* Requirement
From the entries below, please gather each line containing the string "นสะสม".

* Stored rows

○ ○ ○ ○ ○

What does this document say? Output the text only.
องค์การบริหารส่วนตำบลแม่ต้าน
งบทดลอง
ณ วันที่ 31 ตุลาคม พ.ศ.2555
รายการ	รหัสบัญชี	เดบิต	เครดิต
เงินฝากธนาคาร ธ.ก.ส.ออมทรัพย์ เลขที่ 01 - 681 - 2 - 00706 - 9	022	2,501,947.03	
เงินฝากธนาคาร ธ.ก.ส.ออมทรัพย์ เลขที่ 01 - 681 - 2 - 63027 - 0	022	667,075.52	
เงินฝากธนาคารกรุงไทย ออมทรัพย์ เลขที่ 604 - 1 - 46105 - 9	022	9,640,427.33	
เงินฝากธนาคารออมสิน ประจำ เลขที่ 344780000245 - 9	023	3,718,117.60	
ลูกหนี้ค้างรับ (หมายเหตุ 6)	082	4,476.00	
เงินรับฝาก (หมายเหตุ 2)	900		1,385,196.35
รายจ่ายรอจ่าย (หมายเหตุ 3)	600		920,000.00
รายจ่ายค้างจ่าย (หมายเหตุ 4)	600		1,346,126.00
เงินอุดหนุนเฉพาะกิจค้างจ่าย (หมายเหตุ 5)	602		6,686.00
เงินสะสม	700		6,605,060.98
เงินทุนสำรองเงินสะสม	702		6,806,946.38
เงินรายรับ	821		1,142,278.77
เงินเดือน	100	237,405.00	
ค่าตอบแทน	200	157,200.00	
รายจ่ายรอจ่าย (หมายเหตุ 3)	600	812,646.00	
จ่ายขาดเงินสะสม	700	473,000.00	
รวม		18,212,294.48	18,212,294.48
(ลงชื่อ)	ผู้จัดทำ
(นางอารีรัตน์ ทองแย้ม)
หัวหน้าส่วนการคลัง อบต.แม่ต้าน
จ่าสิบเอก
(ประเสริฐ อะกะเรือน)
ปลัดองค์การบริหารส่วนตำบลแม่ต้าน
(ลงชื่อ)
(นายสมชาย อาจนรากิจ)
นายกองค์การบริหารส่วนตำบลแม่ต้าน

○ ○ ○ ○ ○

* Answer in full
เงินสะสม	700		6,605,060.98
เงินทุนสำรองเงินสะสม	702		6,806,946.38
จ่ายขาดเงินสะสม	700	473,000.00	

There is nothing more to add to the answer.